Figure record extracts
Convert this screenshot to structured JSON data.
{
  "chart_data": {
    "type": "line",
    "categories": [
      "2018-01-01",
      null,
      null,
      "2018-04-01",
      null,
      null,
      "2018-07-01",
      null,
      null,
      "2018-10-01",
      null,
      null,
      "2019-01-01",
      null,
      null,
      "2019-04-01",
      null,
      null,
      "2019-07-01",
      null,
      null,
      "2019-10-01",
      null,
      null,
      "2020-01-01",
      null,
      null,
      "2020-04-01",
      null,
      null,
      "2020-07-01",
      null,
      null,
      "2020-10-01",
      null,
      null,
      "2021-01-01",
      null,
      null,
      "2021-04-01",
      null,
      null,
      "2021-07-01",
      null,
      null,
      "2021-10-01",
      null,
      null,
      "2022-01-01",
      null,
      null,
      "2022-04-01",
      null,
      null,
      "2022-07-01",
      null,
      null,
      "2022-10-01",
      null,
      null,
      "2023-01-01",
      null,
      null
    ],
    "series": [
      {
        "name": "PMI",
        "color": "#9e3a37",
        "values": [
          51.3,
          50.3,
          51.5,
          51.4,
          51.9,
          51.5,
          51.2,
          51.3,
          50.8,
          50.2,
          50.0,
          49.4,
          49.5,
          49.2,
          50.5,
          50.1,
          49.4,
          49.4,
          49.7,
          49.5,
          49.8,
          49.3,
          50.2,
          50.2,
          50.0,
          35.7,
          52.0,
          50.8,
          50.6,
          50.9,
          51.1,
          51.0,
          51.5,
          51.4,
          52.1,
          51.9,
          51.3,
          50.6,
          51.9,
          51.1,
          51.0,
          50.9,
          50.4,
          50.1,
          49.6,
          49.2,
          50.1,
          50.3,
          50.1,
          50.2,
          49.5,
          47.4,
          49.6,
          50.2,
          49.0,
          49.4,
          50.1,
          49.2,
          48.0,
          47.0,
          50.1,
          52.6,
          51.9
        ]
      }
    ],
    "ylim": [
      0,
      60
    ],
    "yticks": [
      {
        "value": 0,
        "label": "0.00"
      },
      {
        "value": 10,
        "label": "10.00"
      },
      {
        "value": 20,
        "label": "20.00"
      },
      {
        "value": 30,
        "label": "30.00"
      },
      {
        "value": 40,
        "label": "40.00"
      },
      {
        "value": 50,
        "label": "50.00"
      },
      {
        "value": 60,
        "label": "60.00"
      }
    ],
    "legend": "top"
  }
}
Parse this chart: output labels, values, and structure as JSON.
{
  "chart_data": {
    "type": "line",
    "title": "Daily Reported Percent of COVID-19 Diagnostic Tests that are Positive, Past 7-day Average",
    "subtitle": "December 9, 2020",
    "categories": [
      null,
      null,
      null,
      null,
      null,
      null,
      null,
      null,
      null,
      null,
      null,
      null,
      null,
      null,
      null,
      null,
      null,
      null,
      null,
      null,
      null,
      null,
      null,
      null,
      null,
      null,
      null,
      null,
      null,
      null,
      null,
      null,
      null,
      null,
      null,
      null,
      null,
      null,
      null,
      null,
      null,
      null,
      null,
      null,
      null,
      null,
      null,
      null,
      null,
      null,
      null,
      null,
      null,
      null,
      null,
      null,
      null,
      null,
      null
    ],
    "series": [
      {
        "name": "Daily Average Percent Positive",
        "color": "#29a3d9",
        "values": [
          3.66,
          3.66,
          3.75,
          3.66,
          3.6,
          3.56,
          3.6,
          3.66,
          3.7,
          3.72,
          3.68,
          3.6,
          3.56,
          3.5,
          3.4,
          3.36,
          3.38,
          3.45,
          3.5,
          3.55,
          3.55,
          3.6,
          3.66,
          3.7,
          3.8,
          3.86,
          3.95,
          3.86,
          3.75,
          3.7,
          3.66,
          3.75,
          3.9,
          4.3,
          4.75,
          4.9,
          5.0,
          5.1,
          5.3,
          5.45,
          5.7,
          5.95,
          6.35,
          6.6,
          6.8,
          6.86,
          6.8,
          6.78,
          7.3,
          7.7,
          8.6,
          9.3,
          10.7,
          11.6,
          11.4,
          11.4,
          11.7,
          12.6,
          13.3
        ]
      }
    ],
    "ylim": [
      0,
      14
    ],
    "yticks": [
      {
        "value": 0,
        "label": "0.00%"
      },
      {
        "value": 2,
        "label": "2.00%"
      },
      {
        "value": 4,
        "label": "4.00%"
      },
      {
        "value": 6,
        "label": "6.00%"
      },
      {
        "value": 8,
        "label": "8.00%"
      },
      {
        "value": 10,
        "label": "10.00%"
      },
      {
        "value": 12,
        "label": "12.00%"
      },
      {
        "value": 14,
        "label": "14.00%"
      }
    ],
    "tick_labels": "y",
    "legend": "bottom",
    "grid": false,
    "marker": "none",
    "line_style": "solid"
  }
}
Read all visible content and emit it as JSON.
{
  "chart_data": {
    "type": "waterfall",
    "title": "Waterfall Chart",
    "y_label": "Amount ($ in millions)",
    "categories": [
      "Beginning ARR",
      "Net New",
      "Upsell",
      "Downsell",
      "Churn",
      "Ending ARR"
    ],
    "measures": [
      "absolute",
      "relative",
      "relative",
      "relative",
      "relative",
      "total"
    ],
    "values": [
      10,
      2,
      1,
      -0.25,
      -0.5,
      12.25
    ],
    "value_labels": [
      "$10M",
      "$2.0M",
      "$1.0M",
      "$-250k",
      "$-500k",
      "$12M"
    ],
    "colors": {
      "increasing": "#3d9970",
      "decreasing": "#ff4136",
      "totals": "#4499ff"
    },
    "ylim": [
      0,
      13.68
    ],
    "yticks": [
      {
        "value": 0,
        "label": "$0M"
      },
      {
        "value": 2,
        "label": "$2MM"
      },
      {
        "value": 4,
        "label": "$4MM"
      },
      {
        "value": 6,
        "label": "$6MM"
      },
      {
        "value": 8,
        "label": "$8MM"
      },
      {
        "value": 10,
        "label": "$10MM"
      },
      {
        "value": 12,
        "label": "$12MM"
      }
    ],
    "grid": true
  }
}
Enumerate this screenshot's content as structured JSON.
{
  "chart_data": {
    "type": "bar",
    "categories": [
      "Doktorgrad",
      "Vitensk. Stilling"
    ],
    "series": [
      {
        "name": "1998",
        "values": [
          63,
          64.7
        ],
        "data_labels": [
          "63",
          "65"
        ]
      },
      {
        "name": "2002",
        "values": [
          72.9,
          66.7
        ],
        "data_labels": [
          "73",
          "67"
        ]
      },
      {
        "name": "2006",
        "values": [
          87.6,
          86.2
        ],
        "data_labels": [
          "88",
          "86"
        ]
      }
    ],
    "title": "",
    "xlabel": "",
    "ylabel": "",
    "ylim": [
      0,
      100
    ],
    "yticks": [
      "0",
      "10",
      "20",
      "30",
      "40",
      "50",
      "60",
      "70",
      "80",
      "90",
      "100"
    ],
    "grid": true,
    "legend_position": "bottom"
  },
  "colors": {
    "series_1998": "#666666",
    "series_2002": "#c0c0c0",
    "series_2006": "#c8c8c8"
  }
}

Instructions for the task
Repeat each record in full; every line must match exactly.

Final answer
Convert this screenshot to structured JSON data.
{
  "chart_data": {
    "type": "line",
    "categories": [
      "2018-01-01",
      null,
      null,
      "2018-04-01",
      null,
      null,
      "2018-07-01",
      null,
      null,
      "2018-10-01",
      null,
      null,
      "2019-01-01",
      null,
      null,
      "2019-04-01",
      null,
      null,
      "2019-07-01",
      null,
      null,
      "2019-10-01",
      null,
      null,
      "2020-01-01",
      null,
      null,
      "2020-04-01",
      null,
      null,
      "2020-07-01",
      null,
      null,
      "2020-10-01",
      null,
      null,
      "2021-01-01",
      null,
      null,
      "2021-04-01",
      null,
      null,
      "2021-07-01",
      null,
      null,
      "2021-10-01",
      null,
      null,
      "2022-01-01",
      null,
      null,
      "2022-04-01",
      null,
      null,
      "2022-07-01",
      null,
      null,
      "2022-10-01",
      null,
      null,
      "2023-01-01",
      null,
      null
    ],
    "series": [
      {
        "name": "PMI",
        "color": "#9e3a37",
        "values": [
          51.3,
          50.3,
          51.5,
          51.4,
          51.9,
          51.5,
          51.2,
          51.3,
          50.8,
          50.2,
          50.0,
          49.4,
          49.5,
          49.2,
          50.5,
          50.1,
          49.4,
          49.4,
          49.7,
          49.5,
          49.8,
          49.3,
          50.2,
          50.2,
          50.0,
          35.7,
          52.0,
          50.8,
          50.6,
          50.9,
          51.1,
          51.0,
          51.5,
          51.4,
          52.1,
          51.9,
          51.3,
          50.6,
          51.9,
          51.1,
          51.0,
          50.9,
          50.4,
          50.1,
          49.6,
          49.2,
          50.1,
          50.3,
          50.1,
          50.2,
          49.5,
          47.4,
          49.6,
          50.2,
          49.0,
          49.4,
          50.1,
          49.2,
          48.0,
          47.0,
          50.1,
          52.6,
          51.9
        ]
      }
    ],
    "ylim": [
      0,
      60
    ],
    "yticks": [
      {
        "value": 0,
        "label": "0.00"
      },
      {
        "value": 10,
        "label": "10.00"
      },
      {
        "value": 20,
        "label": "20.00"
      },
      {
        "value": 30,
        "label": "30.00"
      },
      {
        "value": 40,
        "label": "40.00"
      },
      {
        "value": 50,
        "label": "50.00"
      },
      {
        "value": 60,
        "label": "60.00"
      }
    ],
    "legend": "top"
  }
}
Parse this chart: output labels, values, and structure as JSON.
{
  "chart_data": {
    "type": "line",
    "title": "Daily Reported Percent of COVID-19 Diagnostic Tests that are Positive, Past 7-day Average",
    "subtitle": "December 9, 2020",
    "categories": [
      null,
      null,
      null,
      null,
      null,
      null,
      null,
      null,
      null,
      null,
      null,
      null,
      null,
      null,
      null,
      null,
      null,
      null,
      null,
      null,
      null,
      null,
      null,
      null,
      null,
      null,
      null,
      null,
      null,
      null,
      null,
      null,
      null,
      null,
      null,
      null,
      null,
      null,
      null,
      null,
      null,
      null,
      null,
      null,
      null,
      null,
      null,
      null,
      null,
      null,
      null,
      null,
      null,
      null,
      null,
      null,
      null,
      null,
      null
    ],
    "series": [
      {
        "name": "Daily Average Percent Positive",
        "color": "#29a3d9",
        "values": [
          3.66,
          3.66,
          3.75,
          3.66,
          3.6,
          3.56,
          3.6,
          3.66,
          3.7,
          3.72,
          3.68,
          3.6,
          3.56,
          3.5,
          3.4,
          3.36,
          3.38,
          3.45,
          3.5,
          3.55,
          3.55,
          3.6,
          3.66,
          3.7,
          3.8,
          3.86,
          3.95,
          3.86,
          3.75,
          3.7,
          3.66,
          3.75,
          3.9,
          4.3,
          4.75,
          4.9,
          5.0,
          5.1,
          5.3,
          5.45,
          5.7,
          5.95,
          6.35,
          6.6,
          6.8,
          6.86,
          6.8,
          6.78,
          7.3,
          7.7,
          8.6,
          9.3,
          10.7,
          11.6,
          11.4,
          11.4,
          11.7,
          12.6,
          13.3
        ]
      }
    ],
    "ylim": [
      0,
      14
    ],
    "yticks": [
      {
        "value": 0,
        "label": "0.00%"
      },
      {
        "value": 2,
        "label": "2.00%"
      },
      {
        "value": 4,
        "label": "4.00%"
      },
      {
        "value": 6,
        "label": "6.00%"
      },
      {
        "value": 8,
        "label": "8.00%"
      },
      {
        "value": 10,
        "label": "10.00%"
      },
      {
        "value": 12,
        "label": "12.00%"
      },
      {
        "value": 14,
        "label": "14.00%"
      }
    ],
    "tick_labels": "y",
    "legend": "bottom",
    "grid": false,
    "marker": "none",
    "line_style": "solid"
  }
}
Read all visible content and emit it as JSON.
{
  "chart_data": {
    "type": "waterfall",
    "title": "Waterfall Chart",
    "y_label": "Amount ($ in millions)",
    "categories": [
      "Beginning ARR",
      "Net New",
      "Upsell",
      "Downsell",
      "Churn",
      "Ending ARR"
    ],
    "measures": [
      "absolute",
      "relative",
      "relative",
      "relative",
      "relative",
      "total"
    ],
    "values": [
      10,
      2,
      1,
      -0.25,
      -0.5,
      12.25
    ],
    "value_labels": [
      "$10M",
      "$2.0M",
      "$1.0M",
      "$-250k",
      "$-500k",
      "$12M"
    ],
    "colors": {
      "increasing": "#3d9970",
      "decreasing": "#ff4136",
      "totals": "#4499ff"
    },
    "ylim": [
      0,
      13.68
    ],
    "yticks": [
      {
        "value": 0,
        "label": "$0M"
      },
      {
        "value": 2,
        "label": "$2MM"
      },
      {
        "value": 4,
        "label": "$4MM"
      },
      {
        "value": 6,
        "label": "$6MM"
      },
      {
        "value": 8,
        "label": "$8MM"
      },
      {
        "value": 10,
        "label": "$10MM"
      },
      {
        "value": 12,
        "label": "$12MM"
      }
    ],
    "grid": true
  }
}
Enumerate this screenshot's content as structured JSON.
{
  "chart_data": {
    "type": "bar",
    "categories": [
      "Doktorgrad",
      "Vitensk. Stilling"
    ],
    "series": [
      {
        "name": "1998",
        "values": [
          63,
          64.7
        ],
        "data_labels": [
          "63",
          "65"
        ]
      },
      {
        "name": "2002",
        "values": [
          72.9,
          66.7
        ],
        "data_labels": [
          "73",
          "67"
        ]
      },
      {
        "name": "2006",
        "values": [
          87.6,
          86.2
        ],
        "data_labels": [
          "88",
          "86"
        ]
      }
    ],
    "title": "",
    "xlabel": "",
    "ylabel": "",
    "ylim": [
      0,
      100
    ],
    "yticks": [
      "0",
      "10",
      "20",
      "30",
      "40",
      "50",
      "60",
      "70",
      "80",
      "90",
      "100"
    ],
    "grid": true,
    "legend_position": "bottom"
  },
  "colors": {
    "series_1998": "#666666",
    "series_2002": "#c0c0c0",
    "series_2006": "#c8c8c8"
  }
}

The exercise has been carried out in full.